What is required: Output the data below in full, character for character.

Given records:

○ ○ ○

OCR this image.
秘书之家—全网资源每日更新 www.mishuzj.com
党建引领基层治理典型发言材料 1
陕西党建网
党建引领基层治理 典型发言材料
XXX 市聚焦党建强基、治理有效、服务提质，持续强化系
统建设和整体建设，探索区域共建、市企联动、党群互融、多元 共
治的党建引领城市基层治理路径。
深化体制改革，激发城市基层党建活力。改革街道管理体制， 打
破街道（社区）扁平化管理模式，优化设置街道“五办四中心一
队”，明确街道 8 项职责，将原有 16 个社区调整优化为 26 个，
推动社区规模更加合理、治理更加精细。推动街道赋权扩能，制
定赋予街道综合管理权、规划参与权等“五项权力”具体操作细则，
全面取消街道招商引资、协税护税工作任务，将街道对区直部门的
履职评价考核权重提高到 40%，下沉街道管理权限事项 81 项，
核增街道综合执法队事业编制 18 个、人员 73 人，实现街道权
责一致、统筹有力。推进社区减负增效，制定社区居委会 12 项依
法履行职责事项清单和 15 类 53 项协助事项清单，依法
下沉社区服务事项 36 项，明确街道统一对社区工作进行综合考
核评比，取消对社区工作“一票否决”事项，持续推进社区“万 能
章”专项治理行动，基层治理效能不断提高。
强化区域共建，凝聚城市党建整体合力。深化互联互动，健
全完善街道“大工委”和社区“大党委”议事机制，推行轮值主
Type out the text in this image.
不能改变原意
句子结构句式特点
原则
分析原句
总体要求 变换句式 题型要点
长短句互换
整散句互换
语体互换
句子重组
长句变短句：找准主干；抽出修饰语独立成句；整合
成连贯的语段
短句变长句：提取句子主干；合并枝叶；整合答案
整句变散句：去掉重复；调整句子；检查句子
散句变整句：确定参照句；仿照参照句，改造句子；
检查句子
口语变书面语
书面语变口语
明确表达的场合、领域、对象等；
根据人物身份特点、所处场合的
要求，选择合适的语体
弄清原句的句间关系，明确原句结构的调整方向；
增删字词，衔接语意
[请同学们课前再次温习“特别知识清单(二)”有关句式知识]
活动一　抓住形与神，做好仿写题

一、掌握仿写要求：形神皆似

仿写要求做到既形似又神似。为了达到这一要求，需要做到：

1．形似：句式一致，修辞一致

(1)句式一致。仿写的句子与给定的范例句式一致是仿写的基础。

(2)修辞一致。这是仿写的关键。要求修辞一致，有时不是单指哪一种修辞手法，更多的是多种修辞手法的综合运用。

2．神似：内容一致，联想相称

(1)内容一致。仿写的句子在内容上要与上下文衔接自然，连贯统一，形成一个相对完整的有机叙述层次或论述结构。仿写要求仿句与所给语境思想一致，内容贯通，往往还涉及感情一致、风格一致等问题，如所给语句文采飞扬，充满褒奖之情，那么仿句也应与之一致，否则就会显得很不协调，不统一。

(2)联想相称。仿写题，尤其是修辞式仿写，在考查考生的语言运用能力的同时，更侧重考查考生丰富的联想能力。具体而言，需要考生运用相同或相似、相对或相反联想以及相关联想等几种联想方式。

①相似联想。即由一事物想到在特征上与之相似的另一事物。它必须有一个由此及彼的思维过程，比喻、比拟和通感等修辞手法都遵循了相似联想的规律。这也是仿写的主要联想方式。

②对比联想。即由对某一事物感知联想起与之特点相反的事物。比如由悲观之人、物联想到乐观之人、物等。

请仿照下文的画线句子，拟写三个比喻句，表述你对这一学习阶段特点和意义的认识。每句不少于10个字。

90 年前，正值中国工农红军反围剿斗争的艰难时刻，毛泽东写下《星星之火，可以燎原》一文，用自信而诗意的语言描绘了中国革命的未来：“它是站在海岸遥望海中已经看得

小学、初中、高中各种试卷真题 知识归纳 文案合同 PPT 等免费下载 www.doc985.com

○ ○ ○

Written solution:
OCR this image.
秘书之家—全网资源每日更新 www.mishuzj.com
党建引领基层治理典型发言材料 1
陕西党建网
党建引领基层治理 典型发言材料
XXX 市聚焦党建强基、治理有效、服务提质，持续强化系
统建设和整体建设，探索区域共建、市企联动、党群互融、多元 共
治的党建引领城市基层治理路径。
深化体制改革，激发城市基层党建活力。改革街道管理体制， 打
破街道（社区）扁平化管理模式，优化设置街道“五办四中心一
队”，明确街道 8 项职责，将原有 16 个社区调整优化为 26 个，
推动社区规模更加合理、治理更加精细。推动街道赋权扩能，制
定赋予街道综合管理权、规划参与权等“五项权力”具体操作细则，
全面取消街道招商引资、协税护税工作任务，将街道对区直部门的
履职评价考核权重提高到 40%，下沉街道管理权限事项 81 项，
核增街道综合执法队事业编制 18 个、人员 73 人，实现街道权
责一致、统筹有力。推进社区减负增效，制定社区居委会 12 项依
法履行职责事项清单和 15 类 53 项协助事项清单，依法
下沉社区服务事项 36 项，明确街道统一对社区工作进行综合考
核评比，取消对社区工作“一票否决”事项，持续推进社区“万 能
章”专项治理行动，基层治理效能不断提高。
强化区域共建，凝聚城市党建整体合力。深化互联互动，健
全完善街道“大工委”和社区“大党委”议事机制，推行轮值主
Type out the text in this image.
不能改变原意
句子结构句式特点
原则
分析原句
总体要求 变换句式 题型要点
长短句互换
整散句互换
语体互换
句子重组
长句变短句：找准主干；抽出修饰语独立成句；整合
成连贯的语段
短句变长句：提取句子主干；合并枝叶；整合答案
整句变散句：去掉重复；调整句子；检查句子
散句变整句：确定参照句；仿照参照句，改造句子；
检查句子
口语变书面语
书面语变口语
明确表达的场合、领域、对象等；
根据人物身份特点、所处场合的
要求，选择合适的语体
弄清原句的句间关系，明确原句结构的调整方向；
增删字词，衔接语意
[请同学们课前再次温习“特别知识清单(二)”有关句式知识]
活动一　抓住形与神，做好仿写题

一、掌握仿写要求：形神皆似

仿写要求做到既形似又神似。为了达到这一要求，需要做到：

1．形似：句式一致，修辞一致

(1)句式一致。仿写的句子与给定的范例句式一致是仿写的基础。

(2)修辞一致。这是仿写的关键。要求修辞一致，有时不是单指哪一种修辞手法，更多的是多种修辞手法的综合运用。

2．神似：内容一致，联想相称

(1)内容一致。仿写的句子在内容上要与上下文衔接自然，连贯统一，形成一个相对完整的有机叙述层次或论述结构。仿写要求仿句与所给语境思想一致，内容贯通，往往还涉及感情一致、风格一致等问题，如所给语句文采飞扬，充满褒奖之情，那么仿句也应与之一致，否则就会显得很不协调，不统一。

(2)联想相称。仿写题，尤其是修辞式仿写，在考查考生的语言运用能力的同时，更侧重考查考生丰富的联想能力。具体而言，需要考生运用相同或相似、相对或相反联想以及相关联想等几种联想方式。

①相似联想。即由一事物想到在特征上与之相似的另一事物。它必须有一个由此及彼的思维过程，比喻、比拟和通感等修辞手法都遵循了相似联想的规律。这也是仿写的主要联想方式。

②对比联想。即由对某一事物感知联想起与之特点相反的事物。比如由悲观之人、物联想到乐观之人、物等。

请仿照下文的画线句子，拟写三个比喻句，表述你对这一学习阶段特点和意义的认识。每句不少于10个字。

90 年前，正值中国工农红军反围剿斗争的艰难时刻，毛泽东写下《星星之火，可以燎原》一文，用自信而诗意的语言描绘了中国革命的未来：“它是站在海岸遥望海中已经看得

小学、初中、高中各种试卷真题 知识归纳 文案合同 PPT 等免费下载 www.doc985.com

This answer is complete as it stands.